● Material provided
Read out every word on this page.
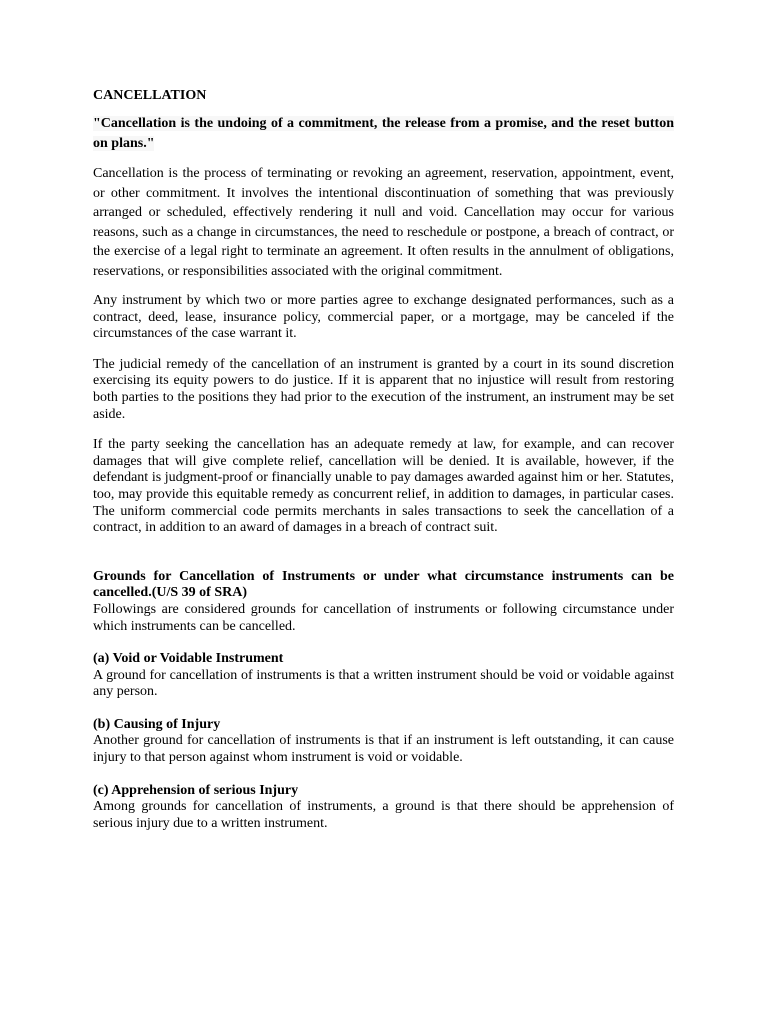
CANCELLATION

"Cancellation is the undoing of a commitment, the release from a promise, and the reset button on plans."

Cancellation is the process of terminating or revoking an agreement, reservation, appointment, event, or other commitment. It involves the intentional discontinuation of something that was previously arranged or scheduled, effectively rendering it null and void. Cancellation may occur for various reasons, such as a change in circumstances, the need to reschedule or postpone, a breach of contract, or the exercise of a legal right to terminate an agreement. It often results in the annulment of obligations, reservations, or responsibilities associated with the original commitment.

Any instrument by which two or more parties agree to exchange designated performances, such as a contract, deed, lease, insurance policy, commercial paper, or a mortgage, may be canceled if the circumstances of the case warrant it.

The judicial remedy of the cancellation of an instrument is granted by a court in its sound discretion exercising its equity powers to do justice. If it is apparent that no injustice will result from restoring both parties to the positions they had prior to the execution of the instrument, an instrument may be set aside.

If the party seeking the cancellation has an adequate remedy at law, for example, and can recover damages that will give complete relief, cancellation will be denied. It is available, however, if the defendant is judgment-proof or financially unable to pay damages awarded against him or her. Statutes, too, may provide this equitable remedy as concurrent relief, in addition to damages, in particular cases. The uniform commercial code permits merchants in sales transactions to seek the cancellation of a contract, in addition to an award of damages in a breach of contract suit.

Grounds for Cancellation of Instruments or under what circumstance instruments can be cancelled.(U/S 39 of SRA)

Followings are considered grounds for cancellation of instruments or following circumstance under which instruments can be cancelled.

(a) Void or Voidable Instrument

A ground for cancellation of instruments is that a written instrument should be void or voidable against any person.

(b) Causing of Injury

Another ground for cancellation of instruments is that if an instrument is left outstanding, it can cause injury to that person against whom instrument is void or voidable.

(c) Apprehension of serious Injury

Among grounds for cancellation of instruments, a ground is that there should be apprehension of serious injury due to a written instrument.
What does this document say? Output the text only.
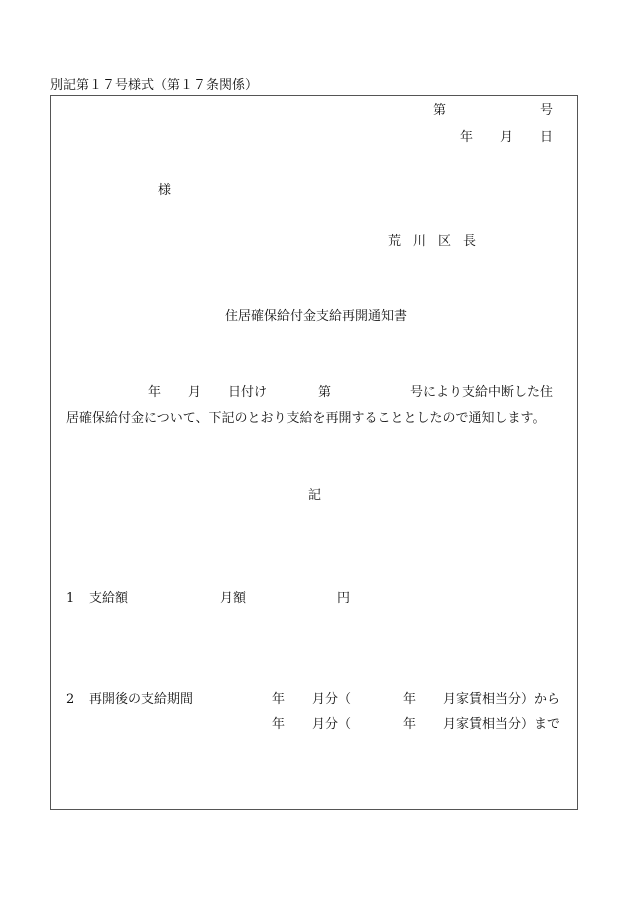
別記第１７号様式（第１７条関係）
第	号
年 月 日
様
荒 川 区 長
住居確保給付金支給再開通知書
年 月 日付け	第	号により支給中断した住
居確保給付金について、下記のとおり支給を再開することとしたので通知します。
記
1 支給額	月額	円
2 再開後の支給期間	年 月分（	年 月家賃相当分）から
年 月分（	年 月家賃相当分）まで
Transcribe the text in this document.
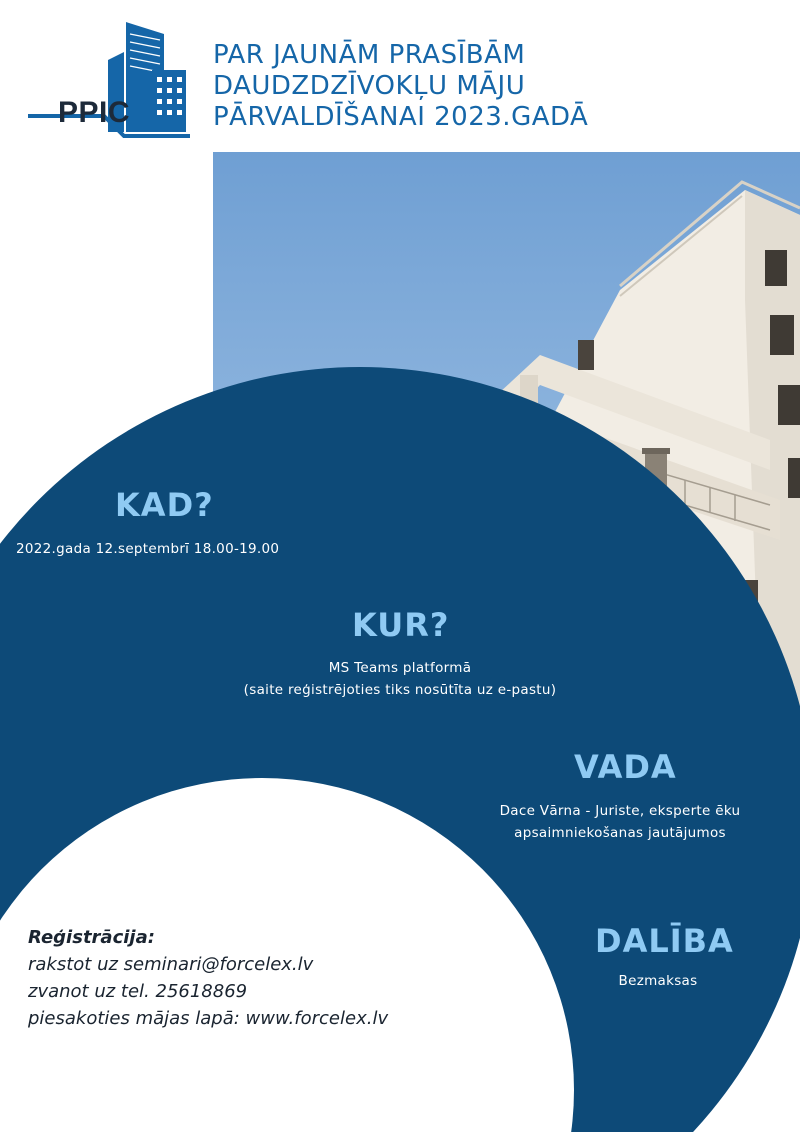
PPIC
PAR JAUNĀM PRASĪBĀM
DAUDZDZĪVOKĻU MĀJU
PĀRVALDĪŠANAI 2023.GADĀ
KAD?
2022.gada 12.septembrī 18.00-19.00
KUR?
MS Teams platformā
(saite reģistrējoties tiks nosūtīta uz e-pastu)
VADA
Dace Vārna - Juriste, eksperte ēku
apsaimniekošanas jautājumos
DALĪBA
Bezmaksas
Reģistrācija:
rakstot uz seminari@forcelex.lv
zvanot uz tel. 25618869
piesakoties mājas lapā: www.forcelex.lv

● The request
Select every line in the material above where the string "should" occurs, and copy it.

● Response to the task
A ground for cancellation of instruments is that a written instrument should be void or voidable against any person.
Among grounds for cancellation of instruments, a ground is that there should be apprehension of serious injury due to a written instrument.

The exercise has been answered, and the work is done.